**Your goal:** Search the records below for the word "choose" and show every line where it occurs.

**Records shown:**
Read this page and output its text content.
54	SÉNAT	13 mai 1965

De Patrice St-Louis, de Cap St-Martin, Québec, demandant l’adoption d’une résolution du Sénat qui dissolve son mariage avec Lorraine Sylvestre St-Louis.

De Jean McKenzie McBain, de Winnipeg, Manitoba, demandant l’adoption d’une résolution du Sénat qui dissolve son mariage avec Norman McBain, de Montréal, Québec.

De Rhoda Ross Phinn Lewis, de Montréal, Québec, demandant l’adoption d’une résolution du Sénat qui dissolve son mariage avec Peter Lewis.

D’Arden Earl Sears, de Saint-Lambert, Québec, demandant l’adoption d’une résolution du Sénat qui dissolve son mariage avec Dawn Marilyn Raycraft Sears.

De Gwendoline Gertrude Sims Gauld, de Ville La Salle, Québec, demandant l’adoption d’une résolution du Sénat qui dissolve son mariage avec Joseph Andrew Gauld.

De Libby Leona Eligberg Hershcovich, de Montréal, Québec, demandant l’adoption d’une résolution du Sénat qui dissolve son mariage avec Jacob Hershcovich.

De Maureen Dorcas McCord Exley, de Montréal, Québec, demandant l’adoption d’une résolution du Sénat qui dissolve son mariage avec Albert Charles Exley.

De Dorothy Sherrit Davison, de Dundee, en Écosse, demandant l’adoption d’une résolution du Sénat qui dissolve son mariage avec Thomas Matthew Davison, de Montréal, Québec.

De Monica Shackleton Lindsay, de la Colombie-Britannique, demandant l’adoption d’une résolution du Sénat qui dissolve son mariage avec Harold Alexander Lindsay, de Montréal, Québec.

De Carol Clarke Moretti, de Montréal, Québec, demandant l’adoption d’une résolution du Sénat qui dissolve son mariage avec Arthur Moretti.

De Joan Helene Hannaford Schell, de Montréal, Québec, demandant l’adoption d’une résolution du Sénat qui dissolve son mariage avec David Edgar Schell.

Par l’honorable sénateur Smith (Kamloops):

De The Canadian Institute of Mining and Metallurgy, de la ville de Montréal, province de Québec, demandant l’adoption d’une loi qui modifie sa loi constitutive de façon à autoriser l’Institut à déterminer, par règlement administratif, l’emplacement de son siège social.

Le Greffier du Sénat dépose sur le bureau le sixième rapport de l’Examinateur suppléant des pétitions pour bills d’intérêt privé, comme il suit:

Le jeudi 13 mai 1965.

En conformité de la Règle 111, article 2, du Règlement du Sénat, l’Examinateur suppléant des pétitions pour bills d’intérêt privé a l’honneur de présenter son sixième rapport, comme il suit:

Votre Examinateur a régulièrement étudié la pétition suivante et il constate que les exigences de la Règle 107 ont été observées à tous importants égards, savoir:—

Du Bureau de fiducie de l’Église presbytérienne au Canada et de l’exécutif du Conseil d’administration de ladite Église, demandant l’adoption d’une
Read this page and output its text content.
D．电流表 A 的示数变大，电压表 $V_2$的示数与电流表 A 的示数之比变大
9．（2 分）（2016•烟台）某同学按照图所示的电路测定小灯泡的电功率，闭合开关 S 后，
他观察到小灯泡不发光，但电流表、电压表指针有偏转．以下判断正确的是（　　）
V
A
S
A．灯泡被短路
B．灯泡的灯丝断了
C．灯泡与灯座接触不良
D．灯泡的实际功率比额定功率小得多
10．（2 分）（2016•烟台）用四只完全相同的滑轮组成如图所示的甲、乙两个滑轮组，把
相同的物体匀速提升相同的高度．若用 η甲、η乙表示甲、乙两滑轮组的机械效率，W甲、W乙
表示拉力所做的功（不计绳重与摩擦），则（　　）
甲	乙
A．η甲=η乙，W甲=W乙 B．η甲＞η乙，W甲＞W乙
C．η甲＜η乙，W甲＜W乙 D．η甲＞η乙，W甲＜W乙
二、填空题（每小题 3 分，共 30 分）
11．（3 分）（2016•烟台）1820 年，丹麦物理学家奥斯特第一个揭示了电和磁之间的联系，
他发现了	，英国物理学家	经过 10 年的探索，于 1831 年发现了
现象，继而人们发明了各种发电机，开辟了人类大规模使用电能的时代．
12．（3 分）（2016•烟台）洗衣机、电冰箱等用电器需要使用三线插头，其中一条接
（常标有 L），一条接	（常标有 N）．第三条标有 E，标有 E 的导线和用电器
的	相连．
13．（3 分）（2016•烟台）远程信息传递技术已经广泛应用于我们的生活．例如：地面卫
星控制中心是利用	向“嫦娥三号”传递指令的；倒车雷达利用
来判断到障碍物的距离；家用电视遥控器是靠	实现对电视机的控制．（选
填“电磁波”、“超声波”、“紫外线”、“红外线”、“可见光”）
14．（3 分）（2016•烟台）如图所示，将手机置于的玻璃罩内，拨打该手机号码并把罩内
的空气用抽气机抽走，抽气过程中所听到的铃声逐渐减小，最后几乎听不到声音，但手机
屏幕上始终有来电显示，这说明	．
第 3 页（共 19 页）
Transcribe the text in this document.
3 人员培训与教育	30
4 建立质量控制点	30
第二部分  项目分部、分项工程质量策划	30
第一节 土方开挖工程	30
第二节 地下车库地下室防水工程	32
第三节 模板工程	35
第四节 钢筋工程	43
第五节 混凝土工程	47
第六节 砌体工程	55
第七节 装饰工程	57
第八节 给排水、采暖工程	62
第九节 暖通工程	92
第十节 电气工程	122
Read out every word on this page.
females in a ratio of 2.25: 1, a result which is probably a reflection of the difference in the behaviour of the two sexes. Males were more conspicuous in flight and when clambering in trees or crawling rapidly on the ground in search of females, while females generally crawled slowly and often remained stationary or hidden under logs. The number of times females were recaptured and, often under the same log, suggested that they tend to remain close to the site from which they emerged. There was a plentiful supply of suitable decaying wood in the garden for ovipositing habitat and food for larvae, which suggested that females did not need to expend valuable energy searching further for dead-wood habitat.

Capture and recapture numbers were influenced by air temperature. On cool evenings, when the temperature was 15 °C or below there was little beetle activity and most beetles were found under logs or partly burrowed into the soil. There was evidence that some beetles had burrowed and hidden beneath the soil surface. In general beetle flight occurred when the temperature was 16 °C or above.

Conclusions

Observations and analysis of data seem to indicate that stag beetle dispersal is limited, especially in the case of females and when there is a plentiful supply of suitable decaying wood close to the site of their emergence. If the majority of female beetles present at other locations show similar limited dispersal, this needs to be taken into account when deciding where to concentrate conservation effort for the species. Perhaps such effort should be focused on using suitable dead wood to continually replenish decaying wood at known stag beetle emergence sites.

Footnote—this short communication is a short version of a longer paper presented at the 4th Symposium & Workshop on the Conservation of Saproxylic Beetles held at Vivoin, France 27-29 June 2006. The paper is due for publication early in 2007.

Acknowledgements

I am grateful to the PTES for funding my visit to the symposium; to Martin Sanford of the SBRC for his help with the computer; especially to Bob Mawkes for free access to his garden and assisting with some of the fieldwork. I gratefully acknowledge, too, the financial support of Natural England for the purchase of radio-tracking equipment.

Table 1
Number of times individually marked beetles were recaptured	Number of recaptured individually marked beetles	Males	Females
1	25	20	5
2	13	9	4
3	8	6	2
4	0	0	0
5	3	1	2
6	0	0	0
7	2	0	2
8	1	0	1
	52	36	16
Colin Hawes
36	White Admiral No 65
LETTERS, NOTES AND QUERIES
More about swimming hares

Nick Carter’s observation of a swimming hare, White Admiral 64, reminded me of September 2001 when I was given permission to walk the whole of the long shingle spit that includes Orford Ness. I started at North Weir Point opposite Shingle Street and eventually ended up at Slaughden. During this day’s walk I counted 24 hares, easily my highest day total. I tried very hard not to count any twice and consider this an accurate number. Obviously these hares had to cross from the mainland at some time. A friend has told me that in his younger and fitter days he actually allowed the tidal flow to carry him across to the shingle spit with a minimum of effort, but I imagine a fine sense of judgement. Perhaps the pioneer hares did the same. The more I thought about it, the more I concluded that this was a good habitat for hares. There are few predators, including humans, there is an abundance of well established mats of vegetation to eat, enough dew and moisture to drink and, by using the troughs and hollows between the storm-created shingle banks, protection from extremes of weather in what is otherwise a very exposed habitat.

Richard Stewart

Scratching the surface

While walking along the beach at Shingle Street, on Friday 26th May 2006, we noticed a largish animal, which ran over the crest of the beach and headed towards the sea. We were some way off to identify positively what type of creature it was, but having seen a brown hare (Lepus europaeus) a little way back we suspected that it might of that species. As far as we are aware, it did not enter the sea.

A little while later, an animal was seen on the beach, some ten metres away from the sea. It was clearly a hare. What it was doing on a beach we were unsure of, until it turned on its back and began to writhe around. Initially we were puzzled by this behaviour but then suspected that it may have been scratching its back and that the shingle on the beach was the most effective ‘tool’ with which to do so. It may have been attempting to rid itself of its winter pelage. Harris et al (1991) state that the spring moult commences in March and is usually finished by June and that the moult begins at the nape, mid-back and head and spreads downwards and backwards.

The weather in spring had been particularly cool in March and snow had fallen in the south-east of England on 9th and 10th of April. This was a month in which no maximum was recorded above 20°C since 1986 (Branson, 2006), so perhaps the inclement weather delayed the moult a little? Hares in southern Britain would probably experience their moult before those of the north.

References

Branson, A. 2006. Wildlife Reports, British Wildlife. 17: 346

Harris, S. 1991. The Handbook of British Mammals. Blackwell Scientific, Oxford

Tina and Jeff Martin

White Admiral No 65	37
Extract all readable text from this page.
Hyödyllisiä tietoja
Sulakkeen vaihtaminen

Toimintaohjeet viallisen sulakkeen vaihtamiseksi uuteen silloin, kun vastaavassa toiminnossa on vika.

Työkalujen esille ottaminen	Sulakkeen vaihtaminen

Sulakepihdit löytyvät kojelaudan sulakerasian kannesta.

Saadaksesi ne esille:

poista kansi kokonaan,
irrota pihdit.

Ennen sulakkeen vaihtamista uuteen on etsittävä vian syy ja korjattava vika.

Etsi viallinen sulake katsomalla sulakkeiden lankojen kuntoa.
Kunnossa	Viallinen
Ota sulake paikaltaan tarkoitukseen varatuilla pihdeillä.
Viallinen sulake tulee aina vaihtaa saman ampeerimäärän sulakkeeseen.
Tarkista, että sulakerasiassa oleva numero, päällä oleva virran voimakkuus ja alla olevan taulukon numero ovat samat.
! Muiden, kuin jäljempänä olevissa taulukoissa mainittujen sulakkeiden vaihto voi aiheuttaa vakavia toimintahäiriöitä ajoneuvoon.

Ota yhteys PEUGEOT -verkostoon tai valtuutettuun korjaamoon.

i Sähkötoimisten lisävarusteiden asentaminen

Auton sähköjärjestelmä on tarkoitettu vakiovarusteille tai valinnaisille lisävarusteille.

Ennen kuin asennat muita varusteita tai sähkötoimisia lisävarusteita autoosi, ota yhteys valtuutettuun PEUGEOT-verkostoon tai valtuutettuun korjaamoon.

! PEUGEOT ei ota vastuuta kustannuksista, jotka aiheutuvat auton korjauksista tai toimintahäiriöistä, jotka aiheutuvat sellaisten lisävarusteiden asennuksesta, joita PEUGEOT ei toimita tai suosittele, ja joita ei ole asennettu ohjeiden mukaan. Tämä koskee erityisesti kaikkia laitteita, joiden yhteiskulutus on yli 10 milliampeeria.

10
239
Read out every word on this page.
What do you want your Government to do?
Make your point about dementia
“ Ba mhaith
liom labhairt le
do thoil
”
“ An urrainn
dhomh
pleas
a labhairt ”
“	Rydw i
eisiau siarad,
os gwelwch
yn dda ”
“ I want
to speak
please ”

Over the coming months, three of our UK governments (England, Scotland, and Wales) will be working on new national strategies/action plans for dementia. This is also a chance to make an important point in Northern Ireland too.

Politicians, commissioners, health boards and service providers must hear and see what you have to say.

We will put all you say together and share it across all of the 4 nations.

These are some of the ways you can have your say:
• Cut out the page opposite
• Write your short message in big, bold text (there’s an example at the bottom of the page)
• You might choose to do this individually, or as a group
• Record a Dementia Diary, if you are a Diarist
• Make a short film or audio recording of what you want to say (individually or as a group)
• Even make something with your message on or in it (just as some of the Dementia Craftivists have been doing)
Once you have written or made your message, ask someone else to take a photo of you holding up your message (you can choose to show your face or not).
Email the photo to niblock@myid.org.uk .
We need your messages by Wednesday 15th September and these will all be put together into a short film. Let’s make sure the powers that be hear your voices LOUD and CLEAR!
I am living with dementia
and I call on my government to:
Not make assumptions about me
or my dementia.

**Answer to this exercise:**
• You might choose to do this individually, or as a group
Once you have written or made your message, ask someone else to take a photo of you holding up your message (you can choose to show your face or not).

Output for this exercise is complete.